Instruction » A verbatim copy of the records is required, with all pictures left out.

Given records »
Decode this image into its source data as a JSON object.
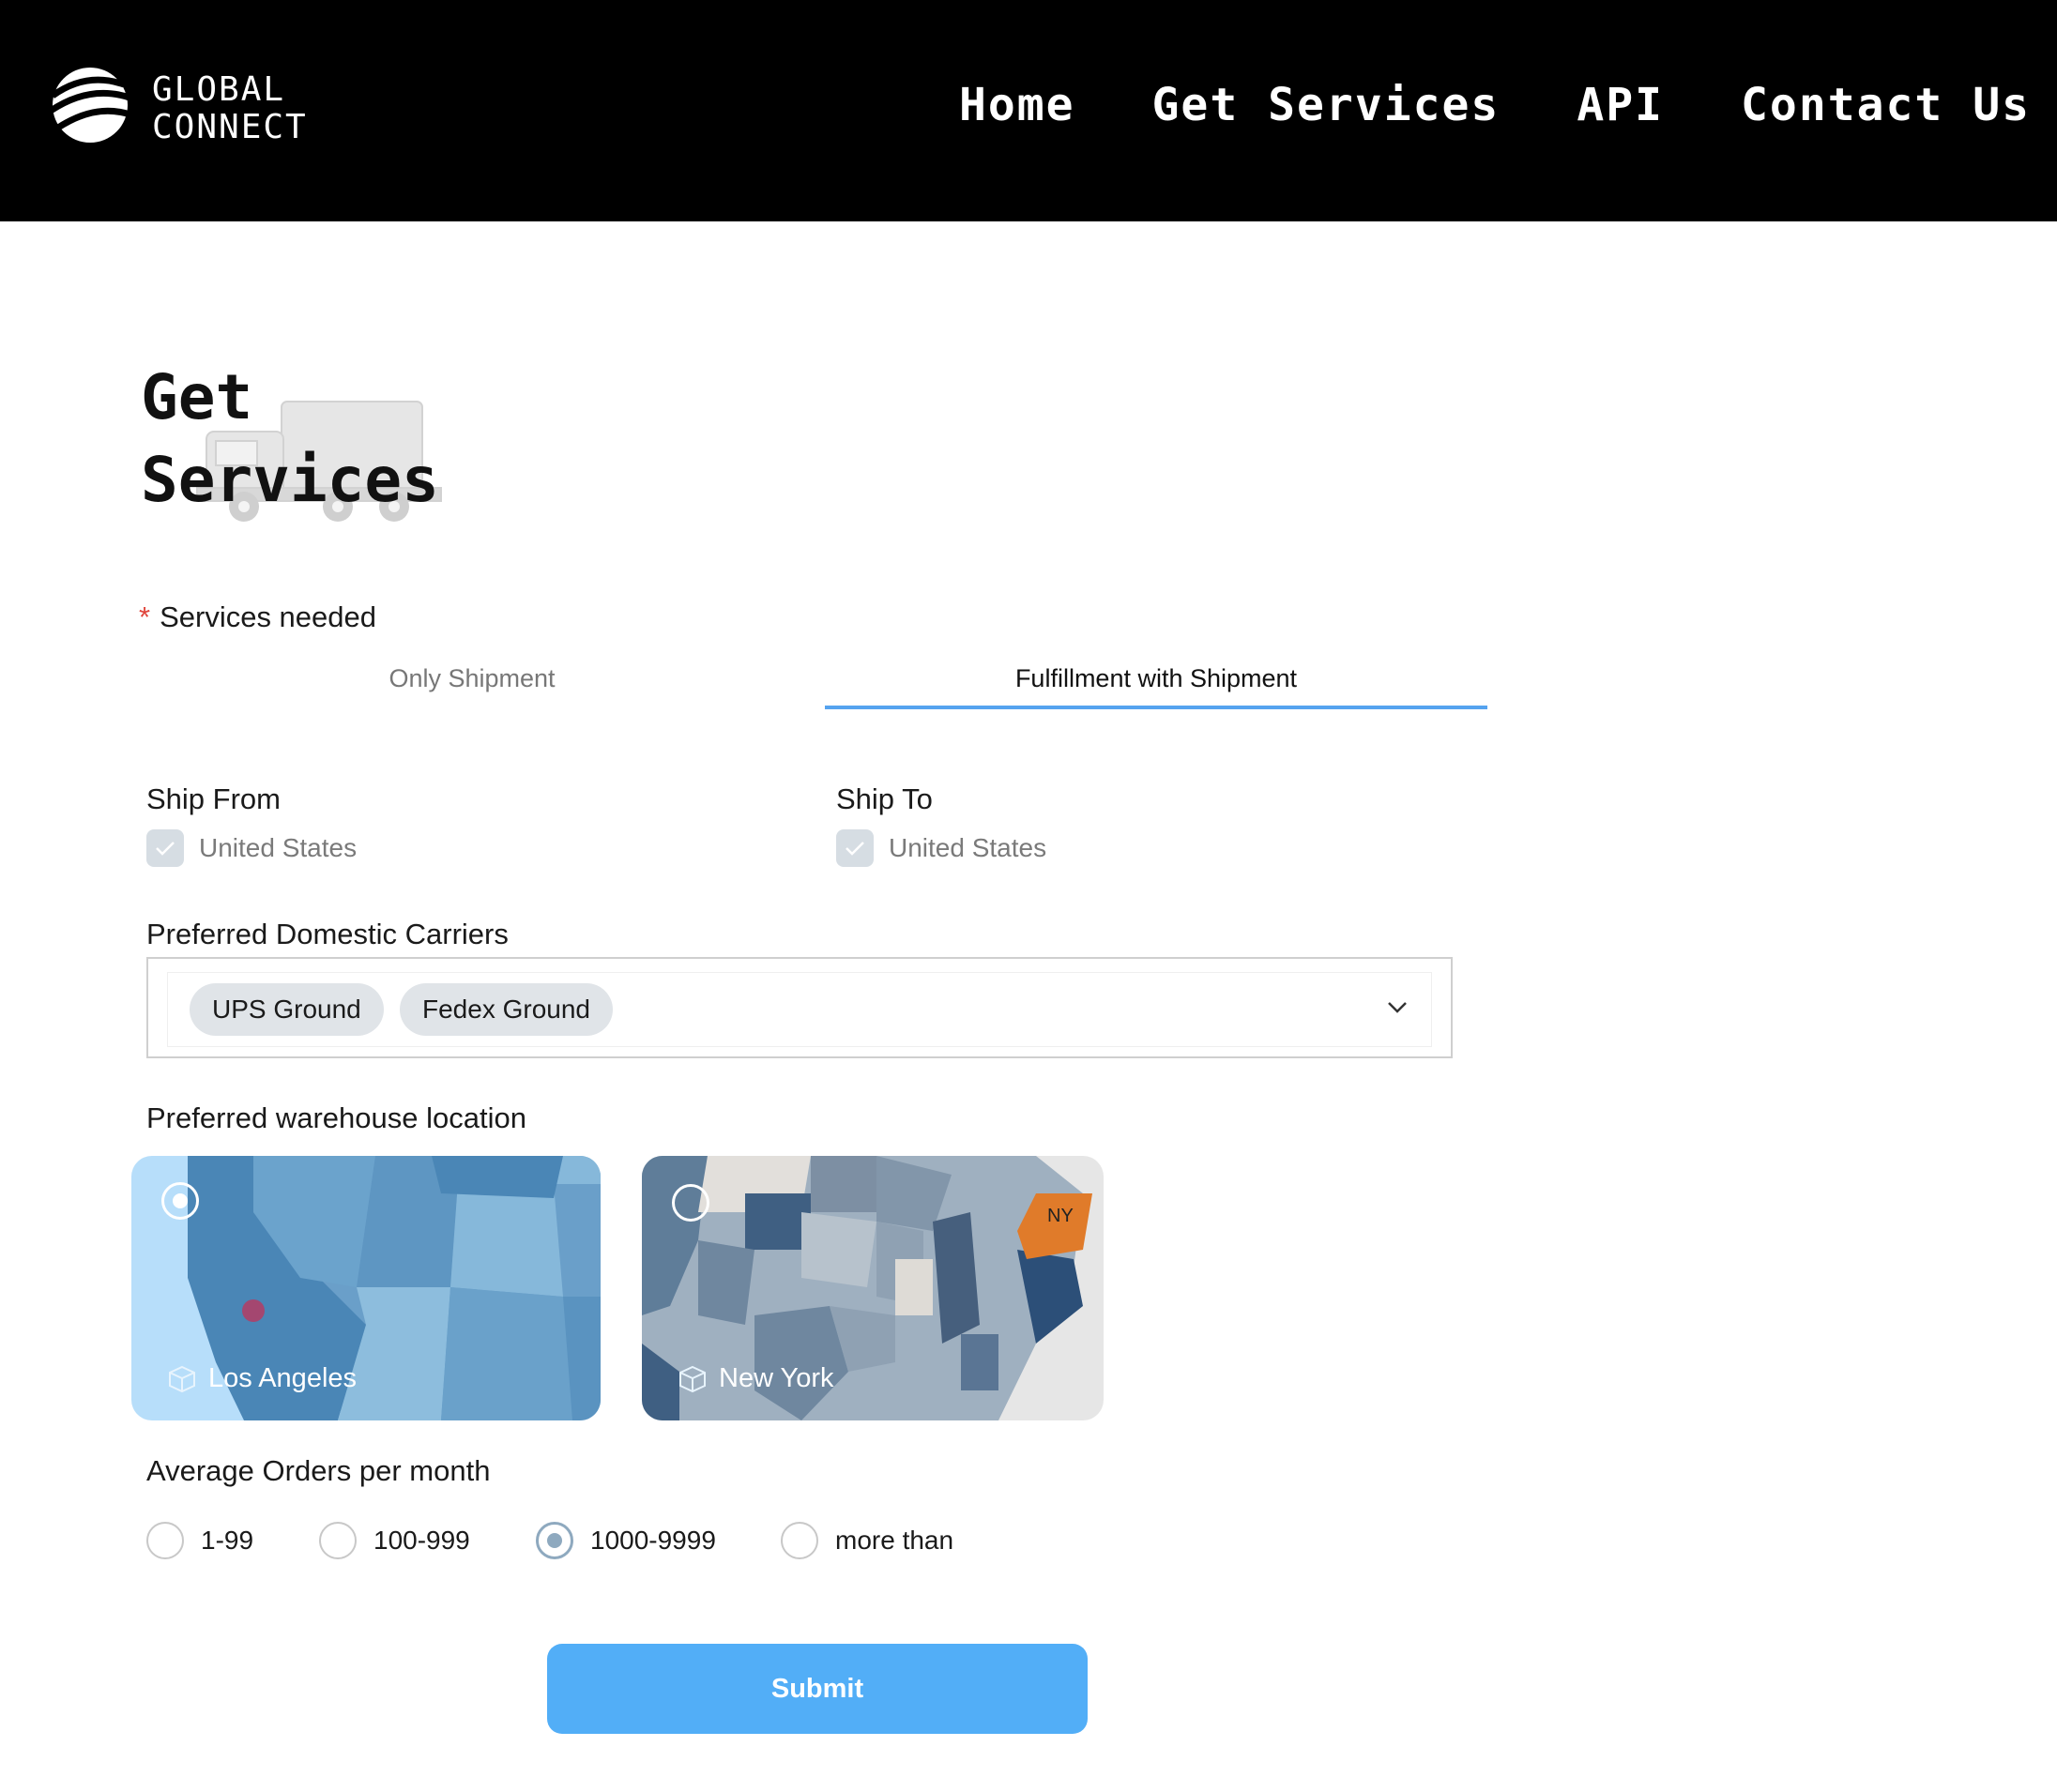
{
  "header": {
    "logo": {
      "line1": "GLOBAL",
      "line2": "CONNECT"
    },
    "nav": [
      {
        "label": "Home"
      },
      {
        "label": "Get Services"
      },
      {
        "label": "API"
      },
      {
        "label": "Contact Us"
      }
    ]
  },
  "page": {
    "title_line1": "Get",
    "title_line2": "Services"
  },
  "form": {
    "services_needed": {
      "required_mark": "*",
      "label": "Services needed",
      "tabs": [
        {
          "label": "Only Shipment",
          "active": false
        },
        {
          "label": "Fulfillment with Shipment",
          "active": true
        }
      ]
    },
    "ship_from": {
      "label": "Ship From",
      "option": "United States",
      "checked": true
    },
    "ship_to": {
      "label": "Ship To",
      "option": "United States",
      "checked": true
    },
    "carriers": {
      "label": "Preferred Domestic Carriers",
      "selected": [
        "UPS Ground",
        "Fedex Ground"
      ]
    },
    "warehouse": {
      "label": "Preferred warehouse location",
      "options": [
        {
          "name": "Los Angeles",
          "selected": true
        },
        {
          "name": "New York",
          "selected": false,
          "badge": "NY"
        }
      ]
    },
    "orders": {
      "label": "Average Orders per month",
      "options": [
        "1-99",
        "100-999",
        "1000-9999",
        "more than"
      ],
      "selected": "1000-9999"
    },
    "submit_label": "Submit"
  },
  "colors": {
    "header_bg": "#000000",
    "accent": "#55a3ef",
    "submit_bg": "#52aef7",
    "required": "#e0453c",
    "ny_highlight": "#e07b2a"
  }
}
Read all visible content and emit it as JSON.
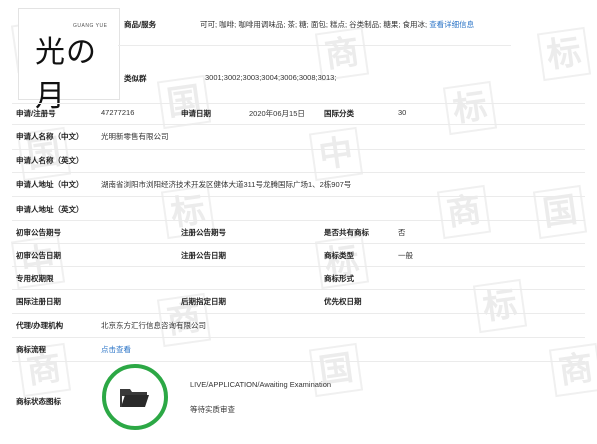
{
  "watermark_char_a": "中",
  "watermark_char_b": "国",
  "watermark_char_c": "商",
  "watermark_char_d": "标",
  "logo": {
    "text": "光の月",
    "small": "GUANG YUE"
  },
  "goods": {
    "label": "商品/服务",
    "value": "可可; 咖啡; 咖啡用调味品; 茶; 糖; 面包; 糕点; 谷类制品; 糖果; 食用冰;",
    "link": "查看详细信息"
  },
  "similar": {
    "label": "类似群",
    "value": "3001;3002;3003;3004;3006;3008;3013;"
  },
  "reg_no": {
    "label": "申请/注册号",
    "value": "47277216"
  },
  "app_date": {
    "label": "申请日期",
    "value": "2020年06月15日"
  },
  "intl_class": {
    "label": "国际分类",
    "value": "30"
  },
  "applicant_cn": {
    "label": "申请人名称（中文）",
    "value": "光明新零售有限公司"
  },
  "applicant_en": {
    "label": "申请人名称（英文）",
    "value": ""
  },
  "address_cn": {
    "label": "申请人地址（中文）",
    "value": "湖南省浏阳市浏阳经济技术开发区健体大道311号龙腾国际广场1、2栋907号"
  },
  "address_en": {
    "label": "申请人地址（英文）",
    "value": ""
  },
  "prelim_no": {
    "label": "初审公告期号",
    "value": ""
  },
  "reg_pub_no": {
    "label": "注册公告期号",
    "value": ""
  },
  "shared": {
    "label": "是否共有商标",
    "value": "否"
  },
  "prelim_date": {
    "label": "初审公告日期",
    "value": ""
  },
  "reg_pub_date": {
    "label": "注册公告日期",
    "value": ""
  },
  "tm_type": {
    "label": "商标类型",
    "value": "一般"
  },
  "exclusive": {
    "label": "专用权期限",
    "value": ""
  },
  "tm_form": {
    "label": "商标形式",
    "value": ""
  },
  "intl_reg_date": {
    "label": "国际注册日期",
    "value": ""
  },
  "later_date": {
    "label": "后期指定日期",
    "value": ""
  },
  "priority_date": {
    "label": "优先权日期",
    "value": ""
  },
  "agent": {
    "label": "代理/办理机构",
    "value": "北京东方汇行信息咨询有限公司"
  },
  "process": {
    "label": "商标流程",
    "link": "点击查看"
  },
  "status": {
    "label": "商标状态图标",
    "en": "LIVE/APPLICATION/Awaiting Examination",
    "cn": "等待实质审查"
  },
  "colors": {
    "accent": "#2b74c7",
    "status_green": "#2ca845"
  }
}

The completed task »
Decode this image into its source data as a JSON object.
{
  "header": {
    "logo": {
      "line1": "GLOBAL",
      "line2": "CONNECT"
    },
    "nav": [
      {
        "label": "Home"
      },
      {
        "label": "Get Services"
      },
      {
        "label": "API"
      },
      {
        "label": "Contact Us"
      }
    ]
  },
  "page": {
    "title_line1": "Get",
    "title_line2": "Services"
  },
  "form": {
    "services_needed": {
      "required_mark": "*",
      "label": "Services needed",
      "tabs": [
        {
          "label": "Only Shipment",
          "active": false
        },
        {
          "label": "Fulfillment with Shipment",
          "active": true
        }
      ]
    },
    "ship_from": {
      "label": "Ship From",
      "option": "United States",
      "checked": true
    },
    "ship_to": {
      "label": "Ship To",
      "option": "United States",
      "checked": true
    },
    "carriers": {
      "label": "Preferred Domestic Carriers",
      "selected": [
        "UPS Ground",
        "Fedex Ground"
      ]
    },
    "warehouse": {
      "label": "Preferred warehouse location",
      "options": [
        {
          "name": "Los Angeles",
          "selected": true
        },
        {
          "name": "New York",
          "selected": false,
          "badge": "NY"
        }
      ]
    },
    "orders": {
      "label": "Average Orders per month",
      "options": [
        "1-99",
        "100-999",
        "1000-9999",
        "more than"
      ],
      "selected": "1000-9999"
    },
    "submit_label": "Submit"
  },
  "colors": {
    "header_bg": "#000000",
    "accent": "#55a3ef",
    "submit_bg": "#52aef7",
    "required": "#e0453c",
    "ny_highlight": "#e07b2a"
  }
}
Read all visible content and emit it as JSON.
{
  "watermark_char_a": "中",
  "watermark_char_b": "国",
  "watermark_char_c": "商",
  "watermark_char_d": "标",
  "logo": {
    "text": "光の月",
    "small": "GUANG YUE"
  },
  "goods": {
    "label": "商品/服务",
    "value": "可可; 咖啡; 咖啡用调味品; 茶; 糖; 面包; 糕点; 谷类制品; 糖果; 食用冰;",
    "link": "查看详细信息"
  },
  "similar": {
    "label": "类似群",
    "value": "3001;3002;3003;3004;3006;3008;3013;"
  },
  "reg_no": {
    "label": "申请/注册号",
    "value": "47277216"
  },
  "app_date": {
    "label": "申请日期",
    "value": "2020年06月15日"
  },
  "intl_class": {
    "label": "国际分类",
    "value": "30"
  },
  "applicant_cn": {
    "label": "申请人名称（中文）",
    "value": "光明新零售有限公司"
  },
  "applicant_en": {
    "label": "申请人名称（英文）",
    "value": ""
  },
  "address_cn": {
    "label": "申请人地址（中文）",
    "value": "湖南省浏阳市浏阳经济技术开发区健体大道311号龙腾国际广场1、2栋907号"
  },
  "address_en": {
    "label": "申请人地址（英文）",
    "value": ""
  },
  "prelim_no": {
    "label": "初审公告期号",
    "value": ""
  },
  "reg_pub_no": {
    "label": "注册公告期号",
    "value": ""
  },
  "shared": {
    "label": "是否共有商标",
    "value": "否"
  },
  "prelim_date": {
    "label": "初审公告日期",
    "value": ""
  },
  "reg_pub_date": {
    "label": "注册公告日期",
    "value": ""
  },
  "tm_type": {
    "label": "商标类型",
    "value": "一般"
  },
  "exclusive": {
    "label": "专用权期限",
    "value": ""
  },
  "tm_form": {
    "label": "商标形式",
    "value": ""
  },
  "intl_reg_date": {
    "label": "国际注册日期",
    "value": ""
  },
  "later_date": {
    "label": "后期指定日期",
    "value": ""
  },
  "priority_date": {
    "label": "优先权日期",
    "value": ""
  },
  "agent": {
    "label": "代理/办理机构",
    "value": "北京东方汇行信息咨询有限公司"
  },
  "process": {
    "label": "商标流程",
    "link": "点击查看"
  },
  "status": {
    "label": "商标状态图标",
    "en": "LIVE/APPLICATION/Awaiting Examination",
    "cn": "等待实质审查"
  },
  "colors": {
    "accent": "#2b74c7",
    "status_green": "#2ca845"
  }
}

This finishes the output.